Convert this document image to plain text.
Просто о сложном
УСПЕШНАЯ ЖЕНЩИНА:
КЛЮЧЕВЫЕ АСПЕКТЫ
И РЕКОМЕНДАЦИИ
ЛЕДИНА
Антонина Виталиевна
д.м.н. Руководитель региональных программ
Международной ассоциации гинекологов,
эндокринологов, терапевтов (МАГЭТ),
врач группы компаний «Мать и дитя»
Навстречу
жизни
────────────────────
◆ WORK TO DO: Write out the data exactly as it stands.

◆ ANSWER TO THE EXERCISE:
Convert this document image to plain text.
Просто о сложном
УСПЕШНАЯ ЖЕНЩИНА:
КЛЮЧЕВЫЕ АСПЕКТЫ
И РЕКОМЕНДАЦИИ
ЛЕДИНА
Антонина Виталиевна
д.м.н. Руководитель региональных программ
Международной ассоциации гинекологов,
эндокринологов, терапевтов (МАГЭТ),
врач группы компаний «Мать и дитя»
Навстречу
жизни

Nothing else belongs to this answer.